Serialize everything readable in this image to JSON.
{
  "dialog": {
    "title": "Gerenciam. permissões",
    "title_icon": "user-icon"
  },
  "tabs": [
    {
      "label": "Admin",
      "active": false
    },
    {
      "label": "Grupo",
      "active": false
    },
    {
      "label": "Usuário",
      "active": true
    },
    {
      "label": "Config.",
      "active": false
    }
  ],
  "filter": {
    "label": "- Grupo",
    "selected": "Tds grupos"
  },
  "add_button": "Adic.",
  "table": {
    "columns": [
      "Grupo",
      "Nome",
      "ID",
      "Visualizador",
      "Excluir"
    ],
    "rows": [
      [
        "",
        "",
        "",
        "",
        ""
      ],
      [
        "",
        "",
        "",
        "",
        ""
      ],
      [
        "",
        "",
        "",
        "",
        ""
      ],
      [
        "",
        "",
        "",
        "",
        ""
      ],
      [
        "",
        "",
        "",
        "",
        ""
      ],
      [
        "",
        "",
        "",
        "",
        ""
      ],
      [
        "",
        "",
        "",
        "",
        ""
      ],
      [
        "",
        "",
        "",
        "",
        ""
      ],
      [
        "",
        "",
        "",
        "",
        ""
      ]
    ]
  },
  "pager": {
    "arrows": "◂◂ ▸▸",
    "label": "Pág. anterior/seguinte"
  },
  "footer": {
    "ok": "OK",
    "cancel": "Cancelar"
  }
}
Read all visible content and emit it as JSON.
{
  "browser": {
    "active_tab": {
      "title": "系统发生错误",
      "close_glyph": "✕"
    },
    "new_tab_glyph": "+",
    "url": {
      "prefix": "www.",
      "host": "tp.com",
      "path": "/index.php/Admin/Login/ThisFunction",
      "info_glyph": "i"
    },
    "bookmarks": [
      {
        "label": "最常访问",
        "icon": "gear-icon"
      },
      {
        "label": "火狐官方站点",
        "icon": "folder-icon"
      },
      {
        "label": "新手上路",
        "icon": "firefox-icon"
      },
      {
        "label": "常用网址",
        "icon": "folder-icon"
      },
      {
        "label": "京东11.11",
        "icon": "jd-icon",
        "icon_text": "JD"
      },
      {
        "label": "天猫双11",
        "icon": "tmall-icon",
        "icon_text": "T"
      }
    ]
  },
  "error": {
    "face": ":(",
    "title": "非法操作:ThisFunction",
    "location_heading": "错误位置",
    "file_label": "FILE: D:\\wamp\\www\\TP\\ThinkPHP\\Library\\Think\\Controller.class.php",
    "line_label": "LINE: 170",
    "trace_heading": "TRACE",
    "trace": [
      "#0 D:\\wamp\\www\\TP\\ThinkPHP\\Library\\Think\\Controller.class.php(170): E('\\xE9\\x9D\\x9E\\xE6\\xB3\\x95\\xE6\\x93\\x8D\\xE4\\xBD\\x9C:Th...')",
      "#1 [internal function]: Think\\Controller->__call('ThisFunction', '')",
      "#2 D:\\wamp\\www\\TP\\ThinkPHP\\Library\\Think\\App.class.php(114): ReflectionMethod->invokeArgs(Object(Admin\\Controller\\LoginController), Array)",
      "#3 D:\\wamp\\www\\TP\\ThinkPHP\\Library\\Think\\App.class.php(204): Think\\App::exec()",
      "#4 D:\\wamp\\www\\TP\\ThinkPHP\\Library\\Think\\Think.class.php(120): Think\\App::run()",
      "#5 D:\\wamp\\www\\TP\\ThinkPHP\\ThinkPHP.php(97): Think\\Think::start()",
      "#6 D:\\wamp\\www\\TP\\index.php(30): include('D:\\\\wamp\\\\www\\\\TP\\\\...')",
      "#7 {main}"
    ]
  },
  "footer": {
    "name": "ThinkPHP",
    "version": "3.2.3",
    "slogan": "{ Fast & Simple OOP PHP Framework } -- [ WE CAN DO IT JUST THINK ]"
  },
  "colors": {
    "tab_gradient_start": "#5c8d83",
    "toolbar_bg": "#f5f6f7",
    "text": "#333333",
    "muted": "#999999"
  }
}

⁂

THE EXERCISE ▸
Write out every entry above, word for word.

WRITTEN SOLUTION ▸
Serialize everything readable in this image to JSON.
{
  "dialog": {
    "title": "Gerenciam. permissões",
    "title_icon": "user-icon"
  },
  "tabs": [
    {
      "label": "Admin",
      "active": false
    },
    {
      "label": "Grupo",
      "active": false
    },
    {
      "label": "Usuário",
      "active": true
    },
    {
      "label": "Config.",
      "active": false
    }
  ],
  "filter": {
    "label": "- Grupo",
    "selected": "Tds grupos"
  },
  "add_button": "Adic.",
  "table": {
    "columns": [
      "Grupo",
      "Nome",
      "ID",
      "Visualizador",
      "Excluir"
    ],
    "rows": [
      [
        "",
        "",
        "",
        "",
        ""
      ],
      [
        "",
        "",
        "",
        "",
        ""
      ],
      [
        "",
        "",
        "",
        "",
        ""
      ],
      [
        "",
        "",
        "",
        "",
        ""
      ],
      [
        "",
        "",
        "",
        "",
        ""
      ],
      [
        "",
        "",
        "",
        "",
        ""
      ],
      [
        "",
        "",
        "",
        "",
        ""
      ],
      [
        "",
        "",
        "",
        "",
        ""
      ],
      [
        "",
        "",
        "",
        "",
        ""
      ]
    ]
  },
  "pager": {
    "arrows": "◂◂ ▸▸",
    "label": "Pág. anterior/seguinte"
  },
  "footer": {
    "ok": "OK",
    "cancel": "Cancelar"
  }
}
Read all visible content and emit it as JSON.
{
  "browser": {
    "active_tab": {
      "title": "系统发生错误",
      "close_glyph": "✕"
    },
    "new_tab_glyph": "+",
    "url": {
      "prefix": "www.",
      "host": "tp.com",
      "path": "/index.php/Admin/Login/ThisFunction",
      "info_glyph": "i"
    },
    "bookmarks": [
      {
        "label": "最常访问",
        "icon": "gear-icon"
      },
      {
        "label": "火狐官方站点",
        "icon": "folder-icon"
      },
      {
        "label": "新手上路",
        "icon": "firefox-icon"
      },
      {
        "label": "常用网址",
        "icon": "folder-icon"
      },
      {
        "label": "京东11.11",
        "icon": "jd-icon",
        "icon_text": "JD"
      },
      {
        "label": "天猫双11",
        "icon": "tmall-icon",
        "icon_text": "T"
      }
    ]
  },
  "error": {
    "face": ":(",
    "title": "非法操作:ThisFunction",
    "location_heading": "错误位置",
    "file_label": "FILE: D:\\wamp\\www\\TP\\ThinkPHP\\Library\\Think\\Controller.class.php",
    "line_label": "LINE: 170",
    "trace_heading": "TRACE",
    "trace": [
      "#0 D:\\wamp\\www\\TP\\ThinkPHP\\Library\\Think\\Controller.class.php(170): E('\\xE9\\x9D\\x9E\\xE6\\xB3\\x95\\xE6\\x93\\x8D\\xE4\\xBD\\x9C:Th...')",
      "#1 [internal function]: Think\\Controller->__call('ThisFunction', '')",
      "#2 D:\\wamp\\www\\TP\\ThinkPHP\\Library\\Think\\App.class.php(114): ReflectionMethod->invokeArgs(Object(Admin\\Controller\\LoginController), Array)",
      "#3 D:\\wamp\\www\\TP\\ThinkPHP\\Library\\Think\\App.class.php(204): Think\\App::exec()",
      "#4 D:\\wamp\\www\\TP\\ThinkPHP\\Library\\Think\\Think.class.php(120): Think\\App::run()",
      "#5 D:\\wamp\\www\\TP\\ThinkPHP\\ThinkPHP.php(97): Think\\Think::start()",
      "#6 D:\\wamp\\www\\TP\\index.php(30): include('D:\\\\wamp\\\\www\\\\TP\\\\...')",
      "#7 {main}"
    ]
  },
  "footer": {
    "name": "ThinkPHP",
    "version": "3.2.3",
    "slogan": "{ Fast & Simple OOP PHP Framework } -- [ WE CAN DO IT JUST THINK ]"
  },
  "colors": {
    "tab_gradient_start": "#5c8d83",
    "toolbar_bg": "#f5f6f7",
    "text": "#333333",
    "muted": "#999999"
  }
}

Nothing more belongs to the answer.